- EXCERPT -
****************

NetSurf 3.4 Review

Netsurf browser review – After getting frustrated with Firefox, Mike Saunders needs a fast, light web browser.


Platforms Linux, Unix, RISC OS, Haiku, Amigaos, Atari

License GPL v2

JavaScript support may be disabled when you first start NetSurf -to enable it, go to Edit > Preferences and the Content tab.

netsurf browser review

Firefox has always been one of our favourite FOSS projects (and in fairness, it’s still very good), but recent changes to the interface, coupled with the addition of unwanted features like the Pocket integration for saving offline content, have started to annoy us. So while it’s still our browser of choice for most cases, we’re always on the lookout for something else. And NetSurf has been on our radar for a while. Unlike most browsers doing the rounds, it doesn’t use an existing HTML rendering engine like WebKit, Blink or Gecko – but instead has its own, built from scratch.

NetSurf is designed to be highly portable and usable on old machines running relatively obscure OSes. So if you’re still battling on with an old Amiga or Atari, or you’re rocking with a Haiku OS or RISC OS installation, then NetSurf provides a fairly robust browser. It’s also scorchingly fast and friendly with your RAM banks: whereas a freshly started Firefox munches up 221 MB viewing the Wikipedia page for Linux, NetSurf only needs 76MB. Multiply that over many tabs and you save a lot of memory.

In addition, NetSurf offers most of the basics you expect in a browser: bookmarks, cookie management, pop-up and advert blocking, Do Not Track, and even a smattering of JavaScript support. In this release, JavaScript is provided by the Duktape engine, but the results are a mixed bag due to a limited set of bindings. Some sites are fairly functional, whereas others struggle or just don’t work at all.

NetSurf has come on in leaps and bounds from the 3.3 release we tried last year, and works well for casual browsing of simple sites, but it still gets confused in places. Of course, creating a HTML and CSS rendering engine that covers the ever-growing specification is a mammoth task, and all of the developers of NetSurf are working on it out of passion rather than as a paid job, so the achievements they’ve made already are to be applauded.netsurf browser review

Netsurf browser review: What we say is:

definitely give NetSurf a try. It won’t work flawlessly on every site you visit but for those times when you just want to spend a bit of time on Wikipedia, Reddit and other text-oriented sites, you’ll find it fast, sleek, and very pleasant to use.

Making great progress, and usable on plenty of not-too-demanding websites, but still glitchy in places.

****************

- GIVEN DATA -
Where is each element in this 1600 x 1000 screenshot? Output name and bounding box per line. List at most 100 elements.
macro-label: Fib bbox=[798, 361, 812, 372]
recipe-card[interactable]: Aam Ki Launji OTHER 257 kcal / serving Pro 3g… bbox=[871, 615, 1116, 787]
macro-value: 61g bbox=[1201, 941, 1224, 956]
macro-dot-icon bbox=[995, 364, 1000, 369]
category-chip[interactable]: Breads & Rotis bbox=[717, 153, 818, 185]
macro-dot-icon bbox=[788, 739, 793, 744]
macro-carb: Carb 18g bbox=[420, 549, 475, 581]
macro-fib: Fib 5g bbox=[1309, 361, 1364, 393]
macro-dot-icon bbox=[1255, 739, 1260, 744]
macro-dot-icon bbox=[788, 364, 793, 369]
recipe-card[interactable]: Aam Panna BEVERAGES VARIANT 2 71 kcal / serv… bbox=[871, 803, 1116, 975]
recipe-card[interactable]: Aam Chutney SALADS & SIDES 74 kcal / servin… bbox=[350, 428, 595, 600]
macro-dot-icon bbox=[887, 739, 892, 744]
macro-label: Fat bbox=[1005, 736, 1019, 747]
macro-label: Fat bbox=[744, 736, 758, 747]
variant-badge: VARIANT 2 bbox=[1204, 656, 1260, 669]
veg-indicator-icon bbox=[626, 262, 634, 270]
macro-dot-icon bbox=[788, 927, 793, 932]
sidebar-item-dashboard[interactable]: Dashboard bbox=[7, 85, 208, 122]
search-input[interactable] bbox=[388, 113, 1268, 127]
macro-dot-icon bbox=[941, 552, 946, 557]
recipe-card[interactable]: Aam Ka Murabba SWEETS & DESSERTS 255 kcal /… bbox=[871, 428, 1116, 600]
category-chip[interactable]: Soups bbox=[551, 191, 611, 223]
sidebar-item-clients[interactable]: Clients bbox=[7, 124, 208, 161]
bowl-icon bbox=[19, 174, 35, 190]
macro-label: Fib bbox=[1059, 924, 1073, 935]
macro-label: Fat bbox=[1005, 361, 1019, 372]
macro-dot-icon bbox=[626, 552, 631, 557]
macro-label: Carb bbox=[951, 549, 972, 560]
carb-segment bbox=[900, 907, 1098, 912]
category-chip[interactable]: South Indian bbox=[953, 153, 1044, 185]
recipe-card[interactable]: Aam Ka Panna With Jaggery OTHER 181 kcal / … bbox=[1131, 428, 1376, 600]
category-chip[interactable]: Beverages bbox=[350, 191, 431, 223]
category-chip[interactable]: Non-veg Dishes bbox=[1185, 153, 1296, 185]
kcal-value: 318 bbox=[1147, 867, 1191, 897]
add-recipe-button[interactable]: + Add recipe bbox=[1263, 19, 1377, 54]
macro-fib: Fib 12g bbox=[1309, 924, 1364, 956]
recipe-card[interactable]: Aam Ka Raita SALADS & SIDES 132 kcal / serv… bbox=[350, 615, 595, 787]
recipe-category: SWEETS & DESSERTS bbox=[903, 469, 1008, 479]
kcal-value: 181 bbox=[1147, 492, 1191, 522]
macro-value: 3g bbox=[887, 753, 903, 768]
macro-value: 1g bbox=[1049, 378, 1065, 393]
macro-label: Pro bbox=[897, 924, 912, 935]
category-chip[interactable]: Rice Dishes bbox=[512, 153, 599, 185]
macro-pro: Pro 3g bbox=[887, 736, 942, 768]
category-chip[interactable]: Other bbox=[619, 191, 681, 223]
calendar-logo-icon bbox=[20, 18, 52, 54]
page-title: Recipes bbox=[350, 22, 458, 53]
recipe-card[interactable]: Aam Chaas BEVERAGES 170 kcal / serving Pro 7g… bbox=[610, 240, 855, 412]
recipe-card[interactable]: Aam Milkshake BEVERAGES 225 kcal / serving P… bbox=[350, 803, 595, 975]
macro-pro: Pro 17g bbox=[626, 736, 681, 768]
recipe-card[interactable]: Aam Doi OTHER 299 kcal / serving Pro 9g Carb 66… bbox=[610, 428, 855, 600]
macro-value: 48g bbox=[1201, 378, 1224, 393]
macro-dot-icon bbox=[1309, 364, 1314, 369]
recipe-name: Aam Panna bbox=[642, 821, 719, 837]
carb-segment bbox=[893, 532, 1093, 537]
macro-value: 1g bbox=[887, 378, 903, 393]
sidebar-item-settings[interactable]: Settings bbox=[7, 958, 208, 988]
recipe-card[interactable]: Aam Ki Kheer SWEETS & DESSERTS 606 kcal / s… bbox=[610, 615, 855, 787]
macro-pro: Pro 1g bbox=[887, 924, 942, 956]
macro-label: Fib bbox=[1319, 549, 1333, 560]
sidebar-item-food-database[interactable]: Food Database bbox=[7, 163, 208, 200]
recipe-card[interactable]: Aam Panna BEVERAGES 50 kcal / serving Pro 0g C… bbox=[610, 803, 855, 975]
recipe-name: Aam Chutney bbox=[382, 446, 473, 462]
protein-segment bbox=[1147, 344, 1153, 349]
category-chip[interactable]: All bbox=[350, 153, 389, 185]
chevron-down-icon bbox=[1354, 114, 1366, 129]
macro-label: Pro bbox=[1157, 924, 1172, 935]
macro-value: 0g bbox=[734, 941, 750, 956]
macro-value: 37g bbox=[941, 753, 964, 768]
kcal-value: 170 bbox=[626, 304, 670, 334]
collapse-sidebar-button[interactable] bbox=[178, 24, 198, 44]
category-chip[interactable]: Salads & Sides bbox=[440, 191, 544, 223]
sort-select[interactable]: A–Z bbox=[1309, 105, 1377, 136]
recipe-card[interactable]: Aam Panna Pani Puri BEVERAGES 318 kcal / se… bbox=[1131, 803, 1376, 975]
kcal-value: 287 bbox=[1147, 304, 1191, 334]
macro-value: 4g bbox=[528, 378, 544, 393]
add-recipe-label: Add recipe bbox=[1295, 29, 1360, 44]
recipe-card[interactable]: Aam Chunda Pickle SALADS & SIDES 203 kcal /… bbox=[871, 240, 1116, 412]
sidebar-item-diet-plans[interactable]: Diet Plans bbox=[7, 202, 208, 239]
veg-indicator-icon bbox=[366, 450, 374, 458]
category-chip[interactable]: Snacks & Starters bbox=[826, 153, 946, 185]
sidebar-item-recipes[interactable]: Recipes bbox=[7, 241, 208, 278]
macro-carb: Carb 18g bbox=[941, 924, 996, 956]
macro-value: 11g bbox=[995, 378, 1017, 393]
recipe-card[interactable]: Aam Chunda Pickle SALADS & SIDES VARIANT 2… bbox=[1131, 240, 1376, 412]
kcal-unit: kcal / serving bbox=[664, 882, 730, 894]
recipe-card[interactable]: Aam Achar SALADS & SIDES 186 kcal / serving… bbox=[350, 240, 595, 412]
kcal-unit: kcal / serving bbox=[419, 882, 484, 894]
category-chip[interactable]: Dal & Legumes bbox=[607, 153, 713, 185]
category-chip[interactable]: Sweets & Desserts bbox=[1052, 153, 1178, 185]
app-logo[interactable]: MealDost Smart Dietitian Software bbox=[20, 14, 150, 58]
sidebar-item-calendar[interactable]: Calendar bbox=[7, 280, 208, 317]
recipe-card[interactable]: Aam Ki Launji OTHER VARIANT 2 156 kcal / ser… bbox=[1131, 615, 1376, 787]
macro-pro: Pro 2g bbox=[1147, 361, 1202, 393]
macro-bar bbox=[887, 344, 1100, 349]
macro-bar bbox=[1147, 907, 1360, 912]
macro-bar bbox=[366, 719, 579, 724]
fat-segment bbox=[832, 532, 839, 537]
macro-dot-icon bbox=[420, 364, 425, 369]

****************

- EXERCISE A -
Do these statements agree with the NetSurf review? Answer yes or no to each, and quote the words of the review that decide it. (i) NetSurf renders pages with the WebKit engine. (ii) Viewing the Wikipedia page for Linux, NetSurf needs 76MB. (iii) In this release, NetSurf's JavaScript comes from the Duktape engine.
- EXERCISE B -
Copy the NetSurf review word for word, from "NetSurf 3.4 Review" to "the Content tab.".

- ANSWER BOX A -
(i) No: "it doesn’t use an existing HTML rendering engine like WebKit, Blink or Gecko – but instead has its own, built from scratch."
(ii) Yes: "NetSurf only needs 76MB."
(iii) Yes: "In this release, JavaScript is provided by the Duktape engine"

- ANSWER BOX B -
NetSurf 3.4 Review

Netsurf browser review – After getting frustrated with Firefox, Mike Saunders needs a fast, light web browser.


Platforms Linux, Unix, RISC OS, Haiku, Amigaos, Atari

License GPL v2

JavaScript support may be disabled when you first start NetSurf -to enable it, go to Edit > Preferences and the Content tab.